Prompt:
Output all entries verbatim. Skip pictures.

Records for processing:
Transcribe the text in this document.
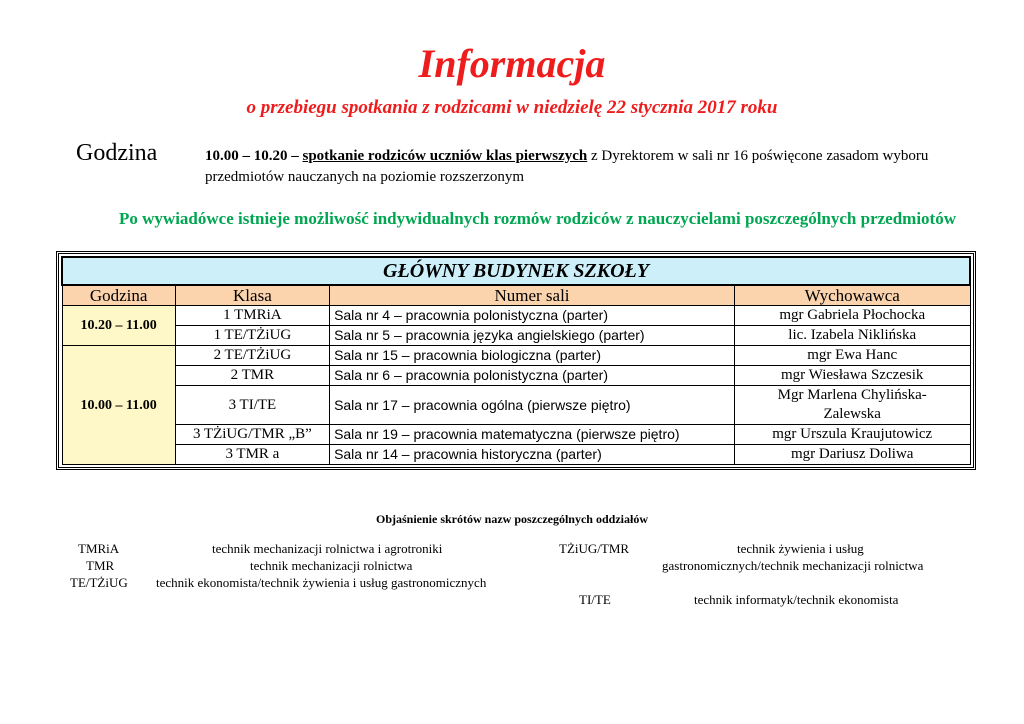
Informacja
o przebiegu spotkania z rodzicami w niedzielę 22 stycznia 2017 roku
Godzina	10.00 – 10.20 – spotkanie rodziców uczniów klas pierwszych z Dyrektorem w sali nr 16 poświęcone zasadom wyboru przedmiotów nauczanych na poziomie rozszerzonym
Po wywiadówce istnieje możliwość indywidualnych rozmów rodziców z nauczycielami poszczególnych przedmiotów
GŁÓWNY BUDYNEK SZKOŁY			
Godzina	Klasa	Numer sali	Wychowawca
10.20 – 11.00	1 TMRiA	Sala nr 4 – pracownia polonistyczna (parter)	mgr Gabriela Płochocka
	1 TE/TŻiUG	Sala nr 5 – pracownia języka angielskiego (parter)	lic. Izabela Niklińska
10.00 – 11.00	2 TE/TŻiUG	Sala nr 15 – pracownia biologiczna (parter)	mgr Ewa Hanc
	2 TMR	Sala nr 6 – pracownia polonistyczna (parter)	mgr Wiesława Szczesik
	3 TI/TE	Sala nr 17 – pracownia ogólna (pierwsze piętro)	Mgr Marlena Chylińska-Zalewska
	3 TŻiUG/TMR „B”	Sala nr 19 – pracownia matematyczna (pierwsze piętro)	mgr Urszula Kraujutowicz
	3 TMR a	Sala nr 14 – pracownia historyczna (parter)	mgr Dariusz Doliwa
Objaśnienie skrótów nazw poszczególnych oddziałów
TMRiA	technik mechanizacji rolnictwa i agrotroniki
TMR	technik mechanizacji rolnictwa
TE/TŻiUG technik ekonomista/technik żywienia i usług gastronomicznych
TŻiUG/TMR	technik żywienia i usług
gastronomicznych/technik mechanizacji rolnictwa
TI/TE	technik informatyk/technik ekonomista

Expected output:
Transcribe the text in this document.
Informacja
o przebiegu spotkania z rodzicami w niedzielę 22 stycznia 2017 roku
Godzina	10.00 – 10.20 – spotkanie rodziców uczniów klas pierwszych z Dyrektorem w sali nr 16 poświęcone zasadom wyboru przedmiotów nauczanych na poziomie rozszerzonym
Po wywiadówce istnieje możliwość indywidualnych rozmów rodziców z nauczycielami poszczególnych przedmiotów
GŁÓWNY BUDYNEK SZKOŁY			
Godzina	Klasa	Numer sali	Wychowawca
10.20 – 11.00	1 TMRiA	Sala nr 4 – pracownia polonistyczna (parter)	mgr Gabriela Płochocka
	1 TE/TŻiUG	Sala nr 5 – pracownia języka angielskiego (parter)	lic. Izabela Niklińska
10.00 – 11.00	2 TE/TŻiUG	Sala nr 15 – pracownia biologiczna (parter)	mgr Ewa Hanc
	2 TMR	Sala nr 6 – pracownia polonistyczna (parter)	mgr Wiesława Szczesik
	3 TI/TE	Sala nr 17 – pracownia ogólna (pierwsze piętro)	Mgr Marlena Chylińska-Zalewska
	3 TŻiUG/TMR „B”	Sala nr 19 – pracownia matematyczna (pierwsze piętro)	mgr Urszula Kraujutowicz
	3 TMR a	Sala nr 14 – pracownia historyczna (parter)	mgr Dariusz Doliwa
Objaśnienie skrótów nazw poszczególnych oddziałów
TMRiA	technik mechanizacji rolnictwa i agrotroniki
TMR	technik mechanizacji rolnictwa
TE/TŻiUG technik ekonomista/technik żywienia i usług gastronomicznych
TŻiUG/TMR	technik żywienia i usług
gastronomicznych/technik mechanizacji rolnictwa
TI/TE	technik informatyk/technik ekonomista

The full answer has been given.